--- Begin Material shown ---

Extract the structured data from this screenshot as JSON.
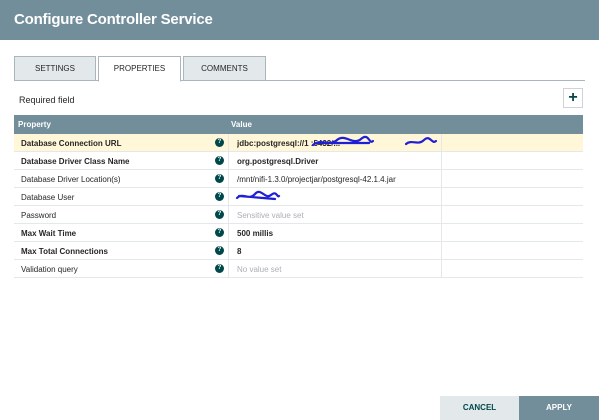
{
  "dialog": {
    "title": "Configure Controller Service"
  },
  "tabs": [
    {
      "label": "SETTINGS",
      "active": false
    },
    {
      "label": "PROPERTIES",
      "active": true
    },
    {
      "label": "COMMENTS",
      "active": false
    }
  ],
  "required_field_label": "Required field",
  "add_button_label": "+",
  "table": {
    "headers": {
      "property": "Property",
      "value": "Value"
    },
    "rows": [
      {
        "name": "Database Connection URL",
        "value": "jdbc:postgresql://1  :5432/...",
        "required": true,
        "selected": true,
        "placeholder": false
      },
      {
        "name": "Database Driver Class Name",
        "value": "org.postgresql.Driver",
        "required": true,
        "selected": false,
        "placeholder": false
      },
      {
        "name": "Database Driver Location(s)",
        "value": "/mnt/nifi-1.3.0/projectjar/postgresql-42.1.4.jar",
        "required": false,
        "selected": false,
        "placeholder": false
      },
      {
        "name": "Database User",
        "value": "",
        "required": false,
        "selected": false,
        "placeholder": false
      },
      {
        "name": "Password",
        "value": "Sensitive value set",
        "required": false,
        "selected": false,
        "placeholder": true
      },
      {
        "name": "Max Wait Time",
        "value": "500 millis",
        "required": true,
        "selected": false,
        "placeholder": false
      },
      {
        "name": "Max Total Connections",
        "value": "8",
        "required": true,
        "selected": false,
        "placeholder": false
      },
      {
        "name": "Validation query",
        "value": "No value set",
        "required": false,
        "selected": false,
        "placeholder": true
      }
    ]
  },
  "help_icon_glyph": "?",
  "footer": {
    "cancel_label": "CANCEL",
    "apply_label": "APPLY"
  },
  "colors": {
    "header": "#728e9b",
    "accent": "#004849",
    "selected_row": "#fff7d7",
    "redaction": "#1f1fd6"
  }
}
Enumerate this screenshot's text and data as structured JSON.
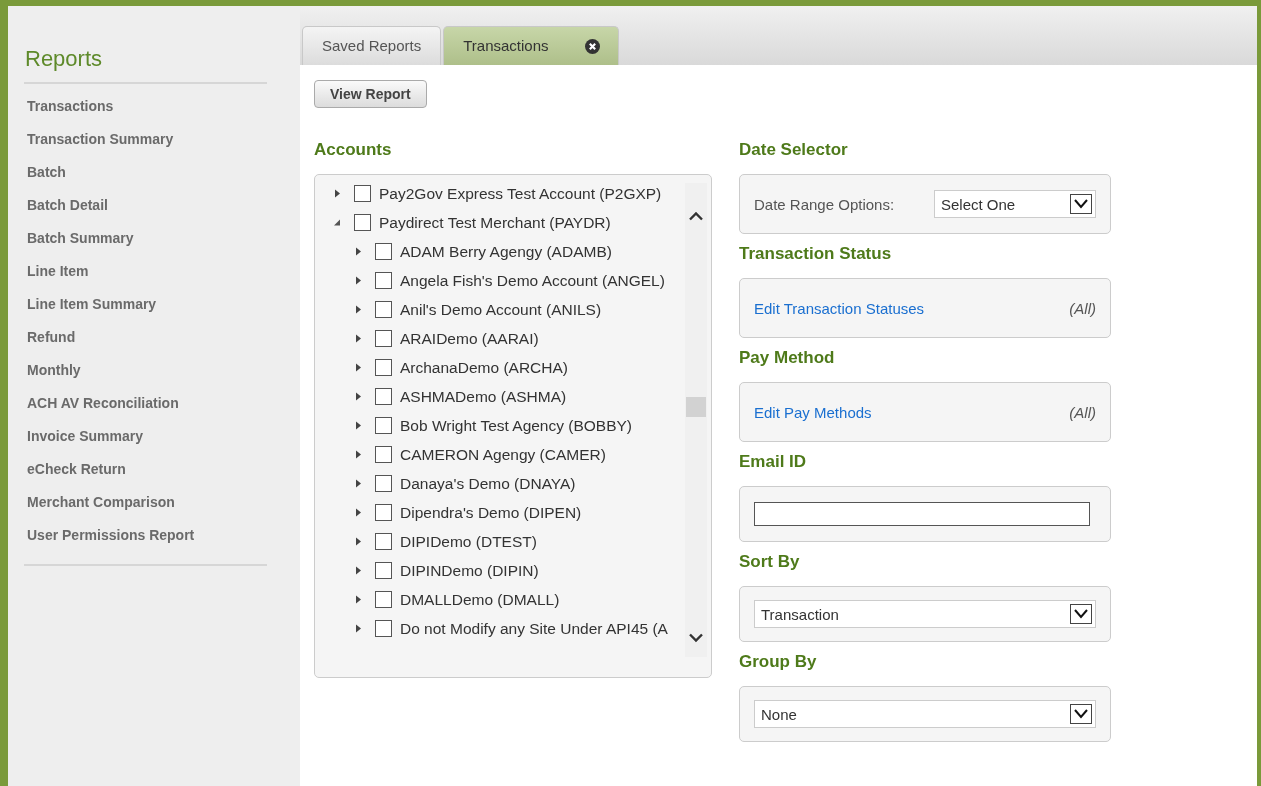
{
  "sidebar": {
    "title": "Reports",
    "items": [
      {
        "label": "Transactions"
      },
      {
        "label": "Transaction Summary"
      },
      {
        "label": "Batch"
      },
      {
        "label": "Batch Detail"
      },
      {
        "label": "Batch Summary"
      },
      {
        "label": "Line Item"
      },
      {
        "label": "Line Item Summary"
      },
      {
        "label": "Refund"
      },
      {
        "label": "Monthly"
      },
      {
        "label": "ACH AV Reconciliation"
      },
      {
        "label": "Invoice Summary"
      },
      {
        "label": "eCheck Return"
      },
      {
        "label": "Merchant Comparison"
      },
      {
        "label": "User Permissions Report"
      }
    ]
  },
  "tabs": [
    {
      "label": "Saved Reports",
      "selected": false,
      "closable": false
    },
    {
      "label": "Transactions",
      "selected": true,
      "closable": true
    }
  ],
  "view_report_button": "View Report",
  "accounts": {
    "title": "Accounts",
    "tree": [
      {
        "label": "Pay2Gov Express Test Account (P2GXP)",
        "checked": false,
        "expanded": false
      },
      {
        "label": "Paydirect Test Merchant (PAYDR)",
        "checked": false,
        "expanded": true,
        "children": [
          {
            "label": "ADAM Berry Agengy (ADAMB)",
            "checked": false,
            "expanded": false
          },
          {
            "label": "Angela Fish's Demo Account (ANGEL)",
            "checked": false,
            "expanded": false
          },
          {
            "label": "Anil's Demo Account (ANILS)",
            "checked": false,
            "expanded": false
          },
          {
            "label": "ARAIDemo (AARAI)",
            "checked": false,
            "expanded": false
          },
          {
            "label": "ArchanaDemo (ARCHA)",
            "checked": false,
            "expanded": false
          },
          {
            "label": "ASHMADemo (ASHMA)",
            "checked": false,
            "expanded": false
          },
          {
            "label": "Bob Wright Test Agency (BOBBY)",
            "checked": false,
            "expanded": false
          },
          {
            "label": "CAMERON Agengy (CAMER)",
            "checked": false,
            "expanded": false
          },
          {
            "label": "Danaya's Demo (DNAYA)",
            "checked": false,
            "expanded": false
          },
          {
            "label": "Dipendra's Demo (DIPEN)",
            "checked": false,
            "expanded": false
          },
          {
            "label": "DIPIDemo (DTEST)",
            "checked": false,
            "expanded": false
          },
          {
            "label": "DIPINDemo (DIPIN)",
            "checked": false,
            "expanded": false
          },
          {
            "label": "DMALLDemo (DMALL)",
            "checked": false,
            "expanded": false
          },
          {
            "label": "Do not Modify any Site Under API45 (A",
            "checked": false,
            "expanded": false
          }
        ]
      }
    ]
  },
  "date_selector": {
    "title": "Date Selector",
    "label": "Date Range Options:",
    "value": "Select One"
  },
  "transaction_status": {
    "title": "Transaction Status",
    "link": "Edit Transaction Statuses",
    "summary": "(All)"
  },
  "pay_method": {
    "title": "Pay Method",
    "link": "Edit Pay Methods",
    "summary": "(All)"
  },
  "email_id": {
    "title": "Email ID"
  },
  "sort_by": {
    "title": "Sort By",
    "value": "Transaction"
  },
  "group_by": {
    "title": "Group By",
    "value": "None"
  }
}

--- End Material shown ---

Problem to work on: Each line holding the word "User" counts once; report the total and nothing else.

Expected output: 2